### Entries shown
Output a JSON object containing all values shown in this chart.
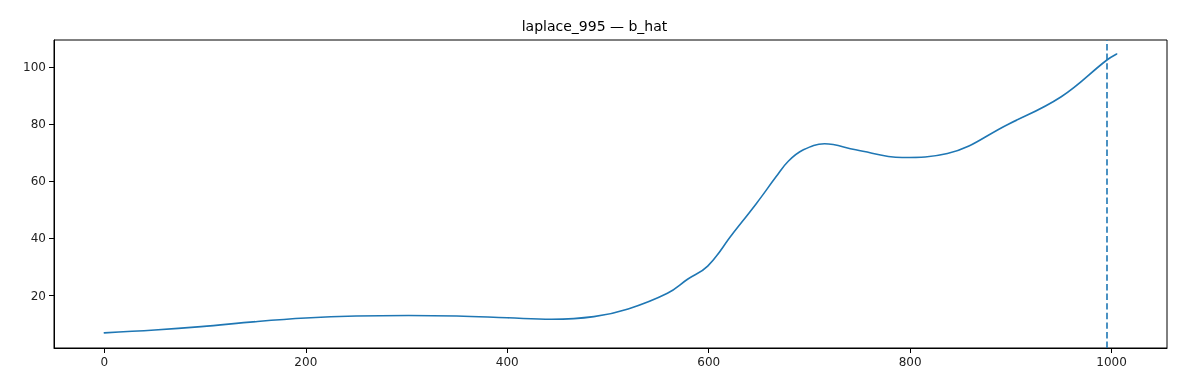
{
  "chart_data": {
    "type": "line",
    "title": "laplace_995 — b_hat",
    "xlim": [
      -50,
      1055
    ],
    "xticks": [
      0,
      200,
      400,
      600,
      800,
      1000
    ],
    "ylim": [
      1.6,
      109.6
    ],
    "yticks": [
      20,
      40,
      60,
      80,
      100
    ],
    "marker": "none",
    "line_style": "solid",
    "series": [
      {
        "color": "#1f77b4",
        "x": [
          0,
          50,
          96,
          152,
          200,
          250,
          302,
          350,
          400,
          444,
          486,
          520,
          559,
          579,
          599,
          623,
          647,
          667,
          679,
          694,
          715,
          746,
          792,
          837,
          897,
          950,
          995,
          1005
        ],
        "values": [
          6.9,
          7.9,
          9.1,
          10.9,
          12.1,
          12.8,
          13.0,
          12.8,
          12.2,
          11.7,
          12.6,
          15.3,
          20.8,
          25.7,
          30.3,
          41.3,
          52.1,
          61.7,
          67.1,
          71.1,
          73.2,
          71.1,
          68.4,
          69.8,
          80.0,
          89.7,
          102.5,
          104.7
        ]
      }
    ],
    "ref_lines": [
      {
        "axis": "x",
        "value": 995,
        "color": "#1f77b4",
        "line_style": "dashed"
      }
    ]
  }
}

### Required task
Look through the entries and return every line where "values" appears.

### Written solution
Output a JSON object containing all values shown in this chart.
        "values": [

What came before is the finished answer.